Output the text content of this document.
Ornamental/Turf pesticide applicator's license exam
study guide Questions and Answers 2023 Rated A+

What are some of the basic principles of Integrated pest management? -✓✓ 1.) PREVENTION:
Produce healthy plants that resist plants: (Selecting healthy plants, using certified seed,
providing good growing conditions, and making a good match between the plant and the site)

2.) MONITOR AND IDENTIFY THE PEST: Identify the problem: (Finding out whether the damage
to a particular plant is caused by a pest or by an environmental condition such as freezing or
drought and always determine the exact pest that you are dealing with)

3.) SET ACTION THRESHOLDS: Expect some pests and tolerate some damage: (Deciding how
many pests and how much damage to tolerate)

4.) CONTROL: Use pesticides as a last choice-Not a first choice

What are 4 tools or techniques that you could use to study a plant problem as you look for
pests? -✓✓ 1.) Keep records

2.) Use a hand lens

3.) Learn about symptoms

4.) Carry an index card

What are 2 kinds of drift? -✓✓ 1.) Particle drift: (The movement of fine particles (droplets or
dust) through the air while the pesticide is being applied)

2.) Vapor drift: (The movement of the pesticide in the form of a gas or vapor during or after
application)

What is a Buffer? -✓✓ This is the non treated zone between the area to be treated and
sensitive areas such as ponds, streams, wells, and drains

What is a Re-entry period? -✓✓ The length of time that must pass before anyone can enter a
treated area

## TASK STATEMENT
Copy out the whole listing exactly as written.

## RESULT OF THIS EXERCISE
Output the text content of this document.
Ornamental/Turf pesticide applicator's license exam
study guide Questions and Answers 2023 Rated A+

What are some of the basic principles of Integrated pest management? -✓✓ 1.) PREVENTION:
Produce healthy plants that resist plants: (Selecting healthy plants, using certified seed,
providing good growing conditions, and making a good match between the plant and the site)

2.) MONITOR AND IDENTIFY THE PEST: Identify the problem: (Finding out whether the damage
to a particular plant is caused by a pest or by an environmental condition such as freezing or
drought and always determine the exact pest that you are dealing with)

3.) SET ACTION THRESHOLDS: Expect some pests and tolerate some damage: (Deciding how
many pests and how much damage to tolerate)

4.) CONTROL: Use pesticides as a last choice-Not a first choice

What are 4 tools or techniques that you could use to study a plant problem as you look for
pests? -✓✓ 1.) Keep records

2.) Use a hand lens

3.) Learn about symptoms

4.) Carry an index card

What are 2 kinds of drift? -✓✓ 1.) Particle drift: (The movement of fine particles (droplets or
dust) through the air while the pesticide is being applied)

2.) Vapor drift: (The movement of the pesticide in the form of a gas or vapor during or after
application)

What is a Buffer? -✓✓ This is the non treated zone between the area to be treated and
sensitive areas such as ponds, streams, wells, and drains

What is a Re-entry period? -✓✓ The length of time that must pass before anyone can enter a
treated area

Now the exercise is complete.